Which lines in the records below contain the word "xokozo"? Copy each one out.

• **Input material**
──────

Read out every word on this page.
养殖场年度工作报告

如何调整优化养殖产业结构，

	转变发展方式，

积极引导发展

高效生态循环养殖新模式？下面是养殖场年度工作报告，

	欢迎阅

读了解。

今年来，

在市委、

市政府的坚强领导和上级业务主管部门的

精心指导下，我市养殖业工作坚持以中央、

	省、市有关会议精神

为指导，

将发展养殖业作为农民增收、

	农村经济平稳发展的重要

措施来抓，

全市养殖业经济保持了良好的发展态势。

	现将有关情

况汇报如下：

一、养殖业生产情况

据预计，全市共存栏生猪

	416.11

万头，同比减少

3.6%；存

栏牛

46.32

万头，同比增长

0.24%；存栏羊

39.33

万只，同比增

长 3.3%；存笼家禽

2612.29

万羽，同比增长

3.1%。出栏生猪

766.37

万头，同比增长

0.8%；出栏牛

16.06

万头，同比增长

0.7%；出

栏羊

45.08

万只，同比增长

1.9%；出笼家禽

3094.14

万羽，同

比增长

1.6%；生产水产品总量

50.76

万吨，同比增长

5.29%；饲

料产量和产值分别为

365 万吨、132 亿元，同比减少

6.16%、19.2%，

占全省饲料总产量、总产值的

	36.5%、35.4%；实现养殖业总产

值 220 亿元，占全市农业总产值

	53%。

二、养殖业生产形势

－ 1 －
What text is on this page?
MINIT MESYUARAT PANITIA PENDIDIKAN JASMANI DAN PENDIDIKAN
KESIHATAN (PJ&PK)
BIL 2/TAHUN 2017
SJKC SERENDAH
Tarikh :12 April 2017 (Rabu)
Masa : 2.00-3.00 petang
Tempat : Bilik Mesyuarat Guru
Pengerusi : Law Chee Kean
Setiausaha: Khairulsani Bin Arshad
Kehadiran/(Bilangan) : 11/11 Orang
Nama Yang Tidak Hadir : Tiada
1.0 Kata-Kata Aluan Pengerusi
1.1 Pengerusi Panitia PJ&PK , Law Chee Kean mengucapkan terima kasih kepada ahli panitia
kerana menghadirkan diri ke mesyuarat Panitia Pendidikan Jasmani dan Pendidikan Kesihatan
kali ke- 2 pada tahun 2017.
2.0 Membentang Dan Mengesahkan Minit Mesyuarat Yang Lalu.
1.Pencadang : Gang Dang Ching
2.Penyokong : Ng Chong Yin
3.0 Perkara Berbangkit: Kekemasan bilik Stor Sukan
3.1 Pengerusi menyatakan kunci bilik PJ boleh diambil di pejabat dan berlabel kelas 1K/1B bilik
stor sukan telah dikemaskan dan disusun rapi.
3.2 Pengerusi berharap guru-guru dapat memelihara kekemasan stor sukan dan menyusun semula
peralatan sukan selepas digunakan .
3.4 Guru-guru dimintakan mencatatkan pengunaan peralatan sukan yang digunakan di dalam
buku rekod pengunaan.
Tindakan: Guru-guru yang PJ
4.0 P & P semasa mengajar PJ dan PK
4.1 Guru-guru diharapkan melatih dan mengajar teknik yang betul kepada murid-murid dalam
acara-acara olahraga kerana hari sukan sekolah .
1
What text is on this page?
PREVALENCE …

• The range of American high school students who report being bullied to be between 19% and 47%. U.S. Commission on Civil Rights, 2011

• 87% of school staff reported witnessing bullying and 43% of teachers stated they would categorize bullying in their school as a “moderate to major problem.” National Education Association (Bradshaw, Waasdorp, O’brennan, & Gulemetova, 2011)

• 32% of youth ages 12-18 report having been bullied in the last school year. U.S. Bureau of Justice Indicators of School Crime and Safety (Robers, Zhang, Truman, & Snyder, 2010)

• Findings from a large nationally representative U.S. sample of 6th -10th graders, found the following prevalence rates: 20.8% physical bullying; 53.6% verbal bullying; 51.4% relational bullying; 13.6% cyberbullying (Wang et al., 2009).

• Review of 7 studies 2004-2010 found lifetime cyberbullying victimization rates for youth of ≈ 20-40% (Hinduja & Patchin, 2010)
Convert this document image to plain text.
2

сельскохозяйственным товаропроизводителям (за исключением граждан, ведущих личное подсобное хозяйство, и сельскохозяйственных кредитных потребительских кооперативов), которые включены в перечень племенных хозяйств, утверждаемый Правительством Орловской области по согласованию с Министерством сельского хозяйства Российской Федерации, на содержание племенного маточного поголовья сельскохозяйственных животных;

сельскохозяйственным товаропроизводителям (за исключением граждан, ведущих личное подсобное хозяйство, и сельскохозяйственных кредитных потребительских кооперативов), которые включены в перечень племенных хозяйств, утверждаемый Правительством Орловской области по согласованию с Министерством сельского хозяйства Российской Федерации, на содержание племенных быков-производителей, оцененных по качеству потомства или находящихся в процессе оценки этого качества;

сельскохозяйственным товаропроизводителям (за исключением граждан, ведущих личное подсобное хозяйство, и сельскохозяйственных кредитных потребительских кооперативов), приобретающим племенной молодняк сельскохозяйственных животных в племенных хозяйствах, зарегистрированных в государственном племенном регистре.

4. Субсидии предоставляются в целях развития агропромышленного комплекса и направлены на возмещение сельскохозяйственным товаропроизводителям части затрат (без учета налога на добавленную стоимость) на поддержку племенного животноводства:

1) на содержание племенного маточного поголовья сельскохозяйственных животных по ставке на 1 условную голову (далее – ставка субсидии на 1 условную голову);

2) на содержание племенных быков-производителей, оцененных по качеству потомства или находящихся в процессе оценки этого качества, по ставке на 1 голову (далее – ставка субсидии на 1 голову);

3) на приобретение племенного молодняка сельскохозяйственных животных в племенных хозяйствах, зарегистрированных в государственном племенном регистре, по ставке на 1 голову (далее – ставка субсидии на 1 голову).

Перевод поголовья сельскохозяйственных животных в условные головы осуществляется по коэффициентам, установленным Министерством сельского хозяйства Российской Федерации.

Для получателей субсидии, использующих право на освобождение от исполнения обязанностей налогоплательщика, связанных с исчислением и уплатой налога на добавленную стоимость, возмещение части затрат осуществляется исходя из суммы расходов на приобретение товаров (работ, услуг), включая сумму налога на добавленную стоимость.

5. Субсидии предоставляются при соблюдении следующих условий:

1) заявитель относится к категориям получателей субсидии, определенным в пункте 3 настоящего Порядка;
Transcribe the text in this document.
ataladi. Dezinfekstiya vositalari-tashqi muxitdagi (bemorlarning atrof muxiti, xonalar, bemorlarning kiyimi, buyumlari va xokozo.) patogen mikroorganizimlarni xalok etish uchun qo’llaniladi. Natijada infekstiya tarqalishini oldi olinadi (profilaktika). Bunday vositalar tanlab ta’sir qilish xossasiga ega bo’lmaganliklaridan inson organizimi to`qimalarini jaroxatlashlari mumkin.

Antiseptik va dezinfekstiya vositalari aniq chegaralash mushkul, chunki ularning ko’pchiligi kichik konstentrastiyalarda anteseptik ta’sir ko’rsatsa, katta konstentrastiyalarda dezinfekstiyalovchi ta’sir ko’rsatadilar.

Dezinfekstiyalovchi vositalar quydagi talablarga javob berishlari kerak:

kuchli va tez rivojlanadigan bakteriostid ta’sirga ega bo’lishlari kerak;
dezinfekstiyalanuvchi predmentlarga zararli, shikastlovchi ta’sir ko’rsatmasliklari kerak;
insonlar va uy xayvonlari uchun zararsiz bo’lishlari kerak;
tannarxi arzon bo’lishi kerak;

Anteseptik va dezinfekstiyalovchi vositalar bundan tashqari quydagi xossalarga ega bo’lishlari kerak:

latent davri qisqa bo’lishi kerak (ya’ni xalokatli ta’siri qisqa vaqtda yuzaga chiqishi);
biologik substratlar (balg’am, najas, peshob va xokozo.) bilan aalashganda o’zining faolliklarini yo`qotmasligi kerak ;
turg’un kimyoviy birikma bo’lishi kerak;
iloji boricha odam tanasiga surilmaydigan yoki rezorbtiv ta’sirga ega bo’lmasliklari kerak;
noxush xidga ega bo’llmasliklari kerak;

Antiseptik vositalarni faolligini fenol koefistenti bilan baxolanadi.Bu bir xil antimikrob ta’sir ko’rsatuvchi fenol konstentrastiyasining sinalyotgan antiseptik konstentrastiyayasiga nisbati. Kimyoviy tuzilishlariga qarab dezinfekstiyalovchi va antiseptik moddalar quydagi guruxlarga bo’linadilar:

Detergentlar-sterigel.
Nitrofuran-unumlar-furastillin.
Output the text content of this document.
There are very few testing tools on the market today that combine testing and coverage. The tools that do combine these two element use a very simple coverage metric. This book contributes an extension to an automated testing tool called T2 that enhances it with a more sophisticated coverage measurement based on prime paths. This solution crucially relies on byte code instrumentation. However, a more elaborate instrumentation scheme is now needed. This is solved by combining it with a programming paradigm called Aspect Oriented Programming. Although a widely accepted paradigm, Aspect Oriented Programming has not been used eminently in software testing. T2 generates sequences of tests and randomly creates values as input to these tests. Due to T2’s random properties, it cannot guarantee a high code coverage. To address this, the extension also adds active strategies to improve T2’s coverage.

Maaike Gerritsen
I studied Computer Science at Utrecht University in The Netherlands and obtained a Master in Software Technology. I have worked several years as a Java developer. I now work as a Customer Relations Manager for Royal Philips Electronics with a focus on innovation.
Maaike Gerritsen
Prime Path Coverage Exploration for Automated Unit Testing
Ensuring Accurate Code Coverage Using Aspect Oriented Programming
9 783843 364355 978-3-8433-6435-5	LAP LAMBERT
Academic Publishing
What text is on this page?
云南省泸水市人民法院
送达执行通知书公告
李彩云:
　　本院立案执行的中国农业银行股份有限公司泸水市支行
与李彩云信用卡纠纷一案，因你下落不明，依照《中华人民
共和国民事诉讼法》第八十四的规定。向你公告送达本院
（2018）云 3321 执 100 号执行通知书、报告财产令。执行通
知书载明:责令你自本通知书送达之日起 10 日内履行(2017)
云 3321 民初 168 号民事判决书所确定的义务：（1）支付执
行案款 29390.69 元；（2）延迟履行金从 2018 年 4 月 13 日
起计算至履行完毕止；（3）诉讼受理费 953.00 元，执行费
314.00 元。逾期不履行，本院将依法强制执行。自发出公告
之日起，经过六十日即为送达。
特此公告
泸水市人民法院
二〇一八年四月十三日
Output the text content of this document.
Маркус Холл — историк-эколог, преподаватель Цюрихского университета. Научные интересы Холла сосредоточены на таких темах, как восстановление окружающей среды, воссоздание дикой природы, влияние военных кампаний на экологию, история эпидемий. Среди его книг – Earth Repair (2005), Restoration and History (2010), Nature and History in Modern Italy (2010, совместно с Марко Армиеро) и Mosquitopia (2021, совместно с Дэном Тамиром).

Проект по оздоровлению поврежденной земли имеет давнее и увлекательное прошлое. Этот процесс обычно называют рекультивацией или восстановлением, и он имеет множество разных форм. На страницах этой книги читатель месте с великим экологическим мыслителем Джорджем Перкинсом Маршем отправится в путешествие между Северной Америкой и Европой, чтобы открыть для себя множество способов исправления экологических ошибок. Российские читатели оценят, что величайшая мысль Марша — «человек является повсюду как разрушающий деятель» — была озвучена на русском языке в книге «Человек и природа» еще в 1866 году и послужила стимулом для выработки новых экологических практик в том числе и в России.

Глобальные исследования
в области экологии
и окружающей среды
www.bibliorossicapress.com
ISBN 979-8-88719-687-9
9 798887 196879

──────

• **Result for this task**
ataladi. Dezinfekstiya vositalari-tashqi muxitdagi (bemorlarning atrof muxiti, xonalar, bemorlarning kiyimi, buyumlari va xokozo.) patogen mikroorganizimlarni xalok etish uchun qo’llaniladi. Natijada infekstiya tarqalishini oldi olinadi (profilaktika). Bunday vositalar tanlab ta’sir qilish xossasiga ega bo’lmaganliklaridan inson organizimi to`qimalarini jaroxatlashlari mumkin.
biologik substratlar (balg’am, najas, peshob va xokozo.) bilan aalashganda o’zining faolliklarini yo`qotmasligi kerak ;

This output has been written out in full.